Locate each line with the string "data" in the listing below and copy it.

--- BEGIN ---

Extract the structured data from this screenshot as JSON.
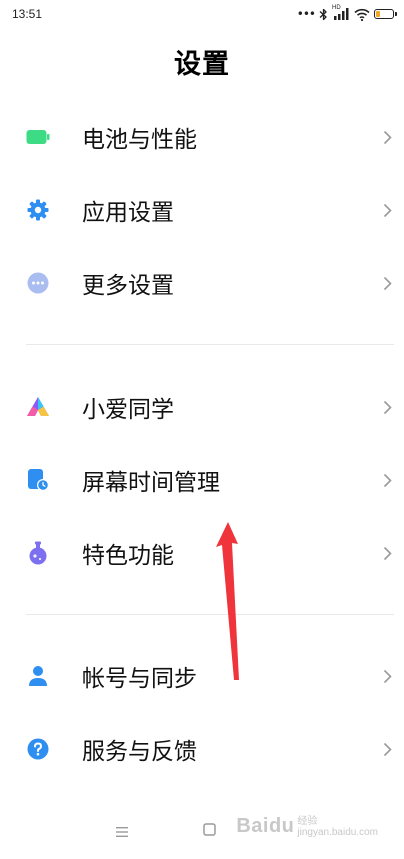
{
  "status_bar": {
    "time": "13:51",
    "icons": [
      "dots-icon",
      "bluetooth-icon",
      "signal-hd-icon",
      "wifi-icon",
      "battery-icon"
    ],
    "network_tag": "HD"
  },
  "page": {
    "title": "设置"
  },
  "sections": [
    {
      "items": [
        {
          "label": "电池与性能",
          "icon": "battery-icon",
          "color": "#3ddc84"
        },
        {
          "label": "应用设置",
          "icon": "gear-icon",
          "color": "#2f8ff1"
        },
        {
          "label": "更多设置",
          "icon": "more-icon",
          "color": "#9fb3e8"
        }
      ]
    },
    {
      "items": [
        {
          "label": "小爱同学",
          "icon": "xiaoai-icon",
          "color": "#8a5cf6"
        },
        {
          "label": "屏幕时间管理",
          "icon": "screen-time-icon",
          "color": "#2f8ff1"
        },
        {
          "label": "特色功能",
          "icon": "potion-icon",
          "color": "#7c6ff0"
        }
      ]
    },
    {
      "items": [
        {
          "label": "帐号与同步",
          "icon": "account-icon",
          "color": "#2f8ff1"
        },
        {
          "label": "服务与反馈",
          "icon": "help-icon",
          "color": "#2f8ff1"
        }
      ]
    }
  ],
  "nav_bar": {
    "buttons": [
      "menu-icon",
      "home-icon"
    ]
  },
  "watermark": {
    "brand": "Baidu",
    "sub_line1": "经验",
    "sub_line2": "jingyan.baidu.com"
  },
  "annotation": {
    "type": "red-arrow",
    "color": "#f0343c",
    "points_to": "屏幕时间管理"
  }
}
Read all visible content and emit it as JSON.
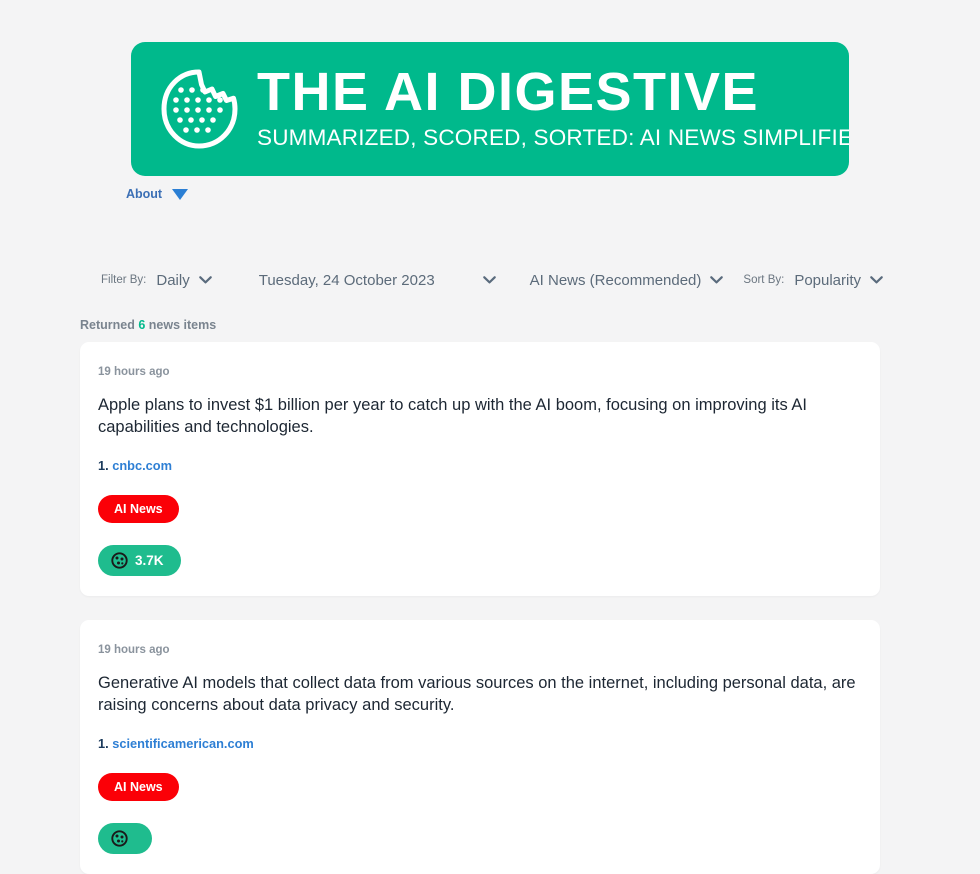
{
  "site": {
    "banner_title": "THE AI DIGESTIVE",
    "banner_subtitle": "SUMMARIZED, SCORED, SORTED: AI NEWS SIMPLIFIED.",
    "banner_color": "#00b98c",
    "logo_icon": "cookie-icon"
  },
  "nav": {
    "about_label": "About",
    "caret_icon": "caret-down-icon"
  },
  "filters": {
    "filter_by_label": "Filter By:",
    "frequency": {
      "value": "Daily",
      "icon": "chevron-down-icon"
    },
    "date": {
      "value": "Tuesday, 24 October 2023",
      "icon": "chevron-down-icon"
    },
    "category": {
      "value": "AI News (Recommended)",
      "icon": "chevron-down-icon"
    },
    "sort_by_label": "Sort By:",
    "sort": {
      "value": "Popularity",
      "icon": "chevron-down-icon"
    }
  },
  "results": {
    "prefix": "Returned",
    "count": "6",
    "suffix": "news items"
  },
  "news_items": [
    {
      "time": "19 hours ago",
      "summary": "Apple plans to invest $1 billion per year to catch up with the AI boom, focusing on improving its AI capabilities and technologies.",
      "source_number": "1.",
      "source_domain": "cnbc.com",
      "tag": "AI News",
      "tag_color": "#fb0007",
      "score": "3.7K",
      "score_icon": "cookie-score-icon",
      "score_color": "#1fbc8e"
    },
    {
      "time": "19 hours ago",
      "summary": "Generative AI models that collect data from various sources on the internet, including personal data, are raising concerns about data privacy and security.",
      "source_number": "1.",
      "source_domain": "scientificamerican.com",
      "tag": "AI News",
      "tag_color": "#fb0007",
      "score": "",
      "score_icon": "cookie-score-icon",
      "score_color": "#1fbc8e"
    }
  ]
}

--- END ---

▸ RESULT OF THIS TASK:
Extract the structured data from this screenshot as JSON.
      "summary": "Generative AI models that collect data from various sources on the internet, including personal data, are raising concerns about data privacy and security.",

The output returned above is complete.